**Request:** Look below for the line containing "OCR this image.", then write out that line and every line after it to the end, exactly, minus the pictures.

* begin Material supplied *

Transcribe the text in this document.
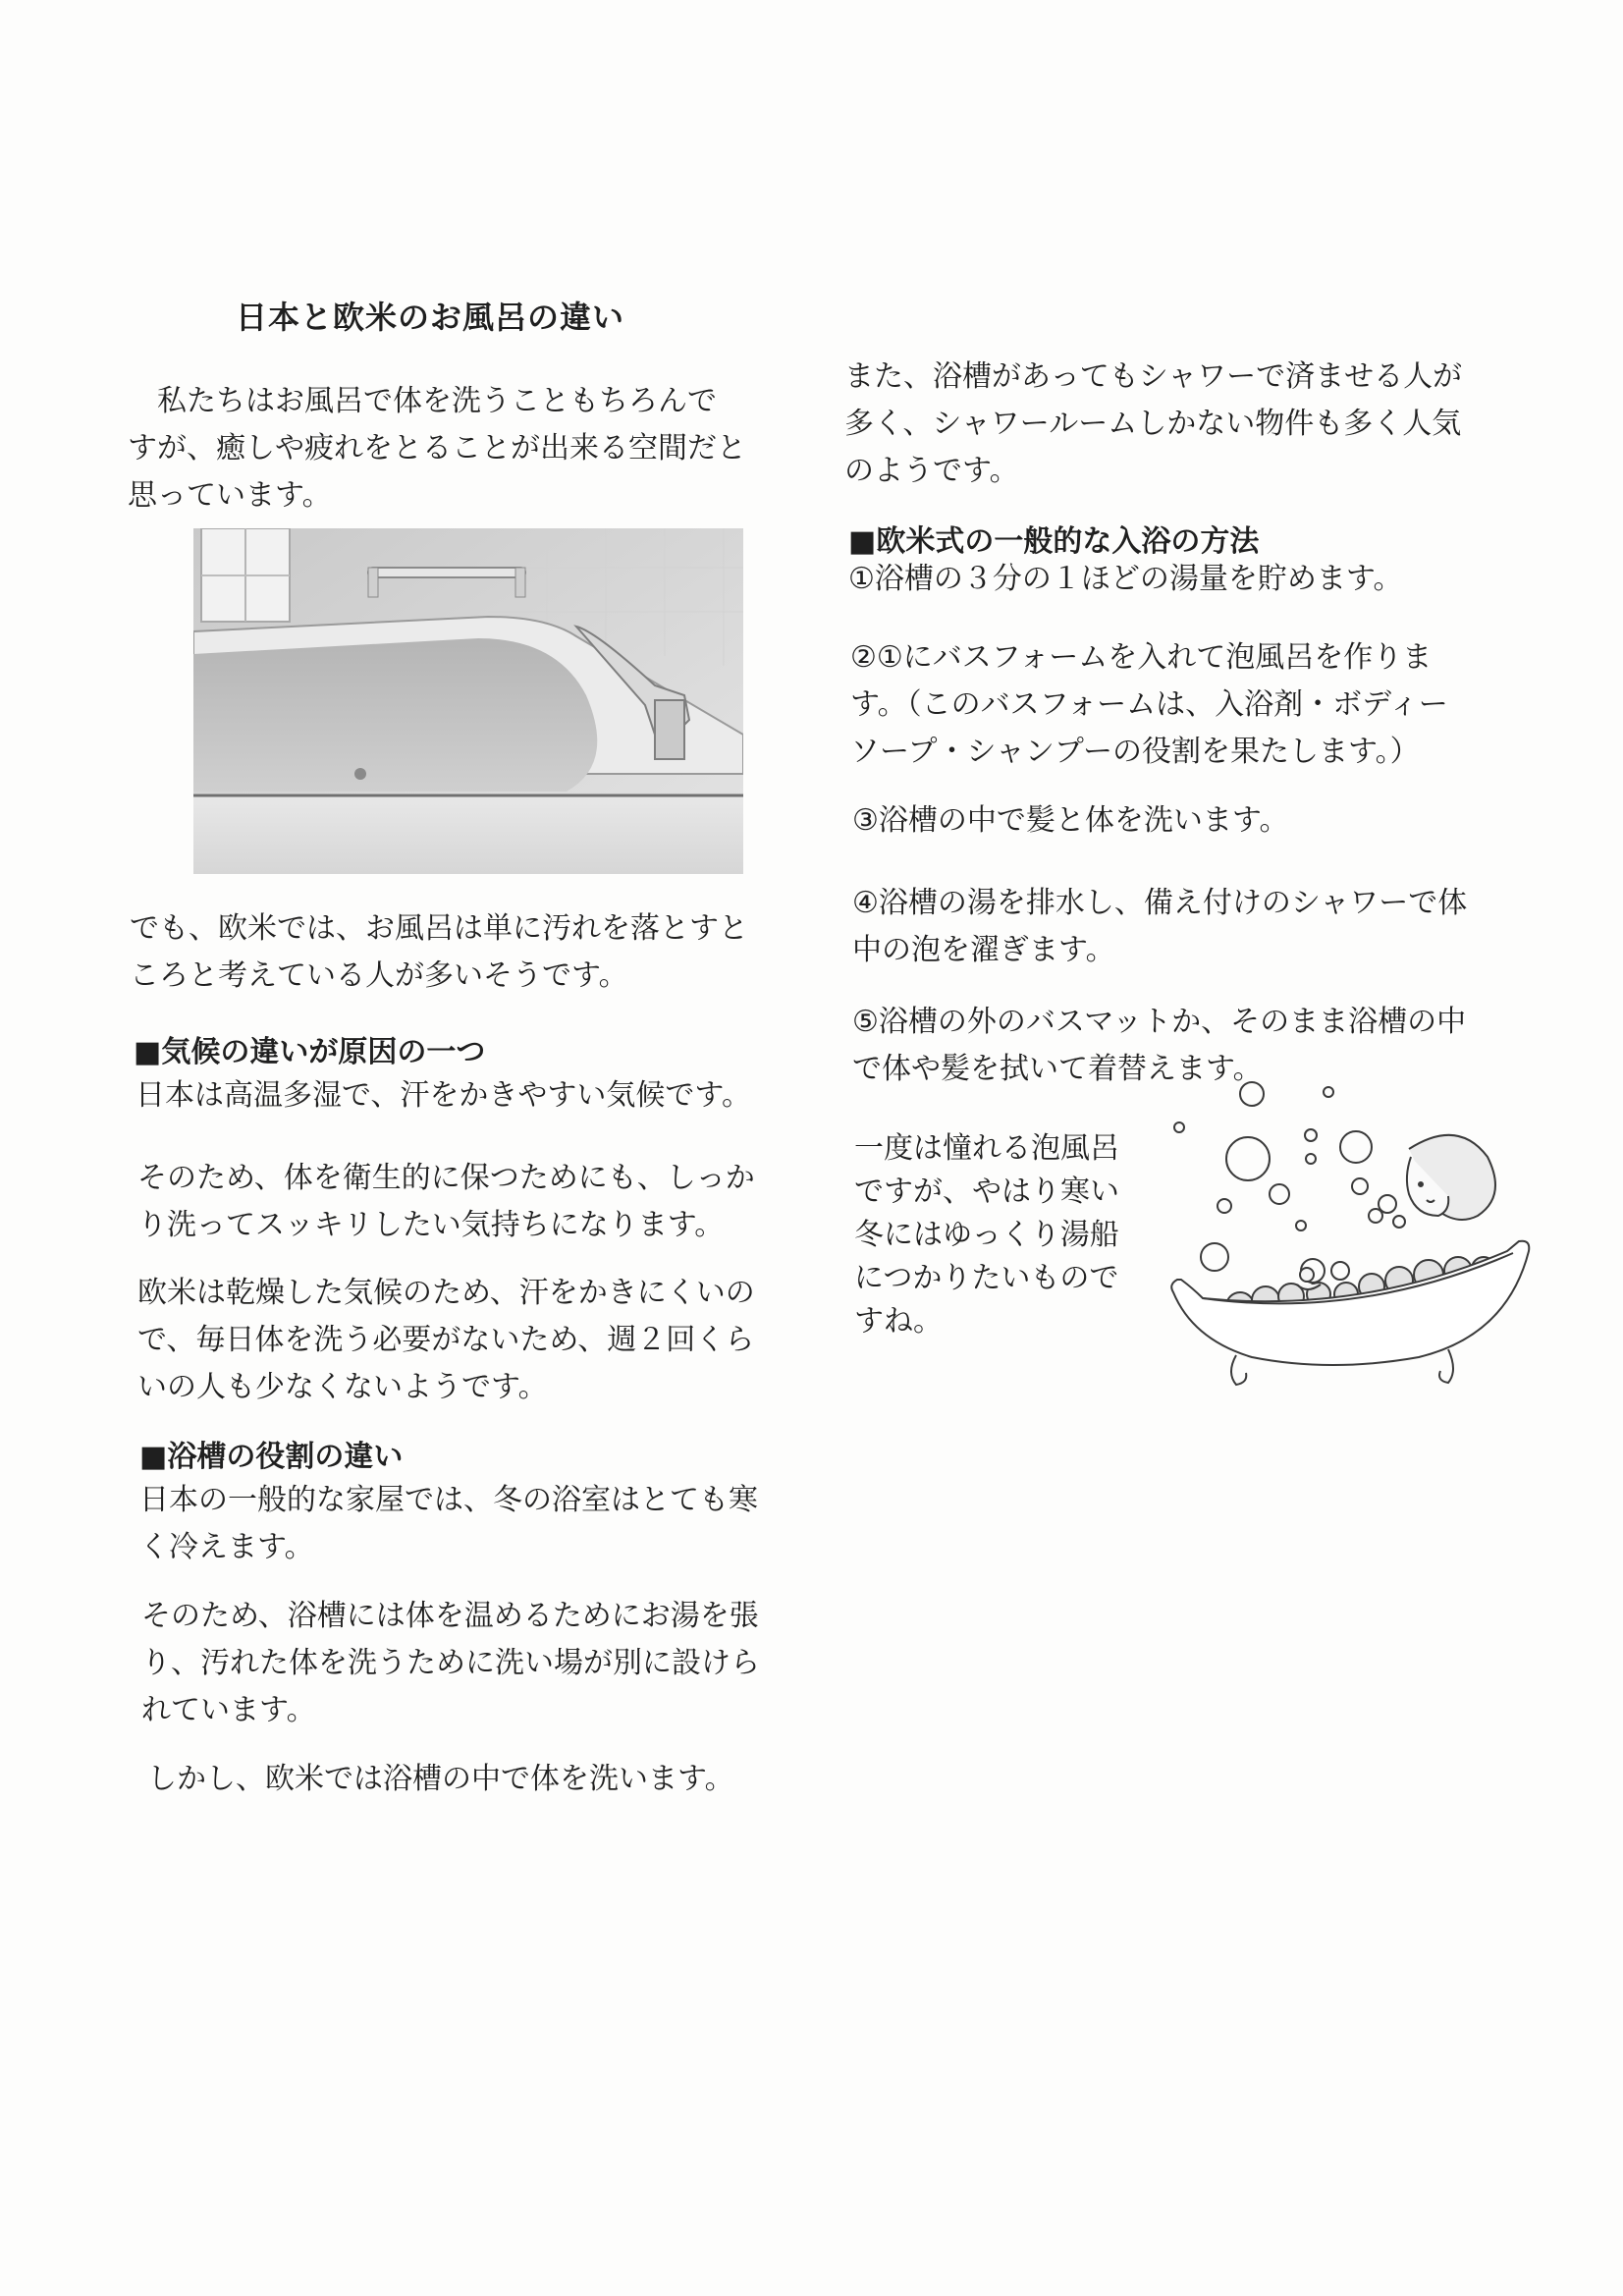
日本と欧米のお風呂の違い
　私たちはお風呂で体を洗うこともちろんで
すが、癒しや疲れをとることが出来る空間だと
思っています。
でも、欧米では、お風呂は単に汚れを落とすと
ころと考えている人が多いそうです。
■気候の違いが原因の一つ
日本は高温多湿で、汗をかきやすい気候です。
そのため、体を衛生的に保つためにも、しっか
り洗ってスッキリしたい気持ちになります。
欧米は乾燥した気候のため、汗をかきにくいの
で、毎日体を洗う必要がないため、週２回くら
いの人も少なくないようです。
■浴槽の役割の違い
日本の一般的な家屋では、冬の浴室はとても寒
く冷えます。
そのため、浴槽には体を温めるためにお湯を張
り、汚れた体を洗うために洗い場が別に設けら
れています。
しかし、欧米では浴槽の中で体を洗います。
また、浴槽があってもシャワーで済ませる人が
多く、シャワールームしかない物件も多く人気
のようです。
■欧米式の一般的な入浴の方法
①浴槽の３分の１ほどの湯量を貯めます。
②①にバスフォームを入れて泡風呂を作りま
す。（このバスフォームは、入浴剤・ボディー
ソープ・シャンプーの役割を果たします。）
③浴槽の中で髪と体を洗います。
④浴槽の湯を排水し、備え付けのシャワーで体
中の泡を濯ぎます。
⑤浴槽の外のバスマットか、そのまま浴槽の中
で体や髪を拭いて着替えます。
一度は憧れる泡風呂
ですが、やはり寒い
冬にはゆっくり湯船
につかりたいもので
すね。
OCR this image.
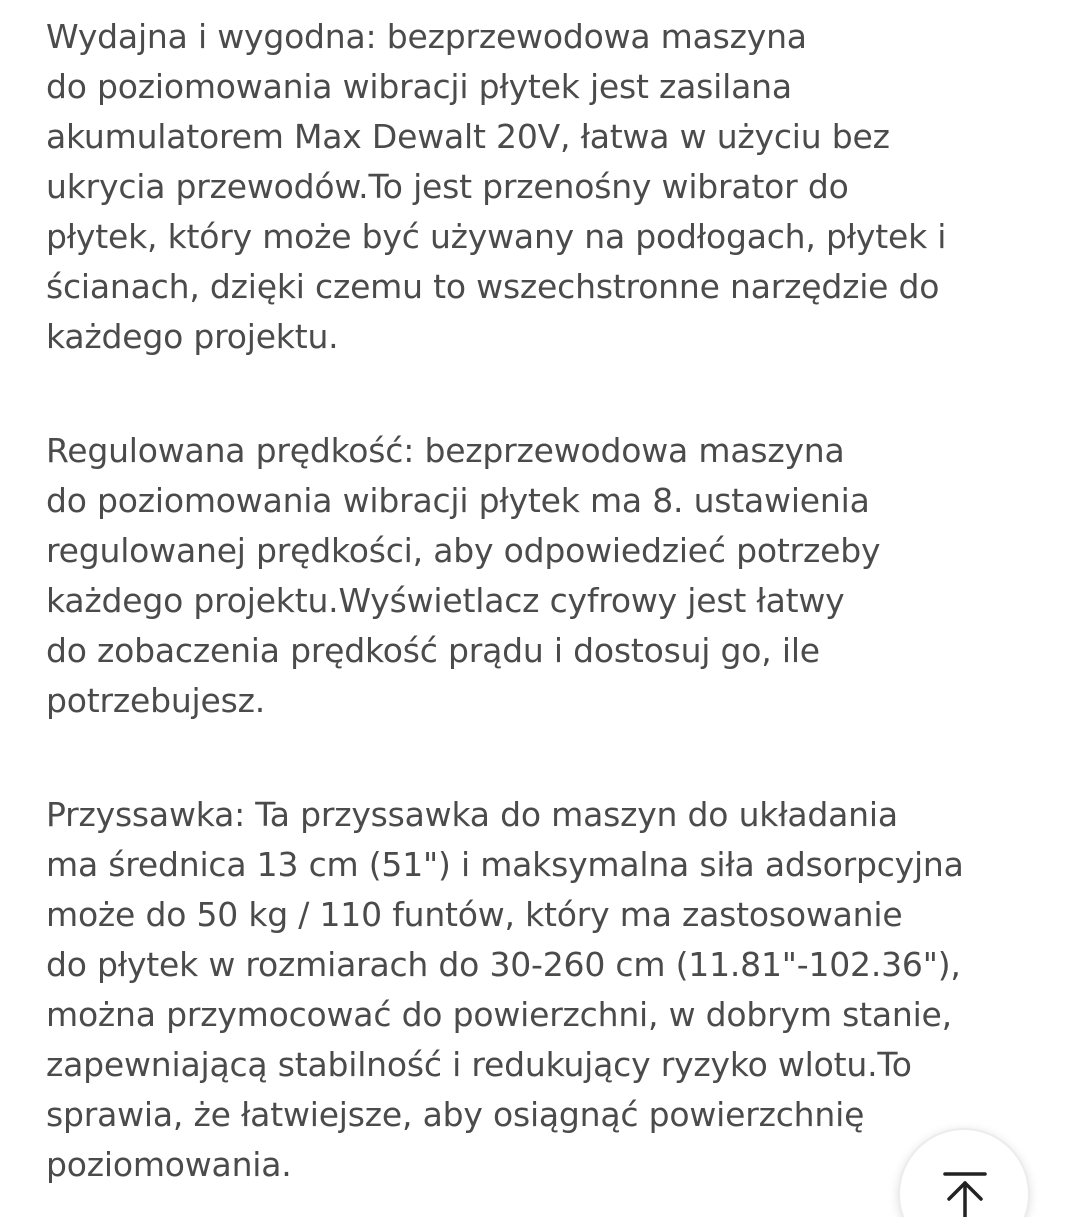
Wydajna i wygodna: bezprzewodowa maszyna
do poziomowania wibracji płytek jest zasilana
akumulatorem Max Dewalt 20V, łatwa w użyciu bez
ukrycia przewodów.To jest przenośny wibrator do
płytek, który może być używany na podłogach, płytek i
ścianach, dzięki czemu to wszechstronne narzędzie do
każdego projektu.

Regulowana prędkość: bezprzewodowa maszyna
do poziomowania wibracji płytek ma 8. ustawienia
regulowanej prędkości, aby odpowiedzieć potrzeby
każdego projektu.Wyświetlacz cyfrowy jest łatwy
do zobaczenia prędkość prądu i dostosuj go, ile
potrzebujesz.

Przyssawka: Ta przyssawka do maszyn do układania
ma średnica 13 cm (51") i maksymalna siła adsorpcyjna
może do 50 kg / 110 funtów, który ma zastosowanie
do płytek w rozmiarach do 30-260 cm (11.81"-102.36"),
można przymocować do powierzchni, w dobrym stanie,
zapewniającą stabilność i redukujący ryzyko wlotu.To
sprawia, że łatwiejsze, aby osiągnąć powierzchnię
poziomowania.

* end Material supplied *

**Solution for this exercise:**
OCR this image.
Wydajna i wygodna: bezprzewodowa maszyna
do poziomowania wibracji płytek jest zasilana
akumulatorem Max Dewalt 20V, łatwa w użyciu bez
ukrycia przewodów.To jest przenośny wibrator do
płytek, który może być używany na podłogach, płytek i
ścianach, dzięki czemu to wszechstronne narzędzie do
każdego projektu.

Regulowana prędkość: bezprzewodowa maszyna
do poziomowania wibracji płytek ma 8. ustawienia
regulowanej prędkości, aby odpowiedzieć potrzeby
każdego projektu.Wyświetlacz cyfrowy jest łatwy
do zobaczenia prędkość prądu i dostosuj go, ile
potrzebujesz.

Przyssawka: Ta przyssawka do maszyn do układania
ma średnica 13 cm (51") i maksymalna siła adsorpcyjna
może do 50 kg / 110 funtów, który ma zastosowanie
do płytek w rozmiarach do 30-260 cm (11.81"-102.36"),
można przymocować do powierzchni, w dobrym stanie,
zapewniającą stabilność i redukujący ryzyko wlotu.To
sprawia, że łatwiejsze, aby osiągnąć powierzchnię
poziomowania.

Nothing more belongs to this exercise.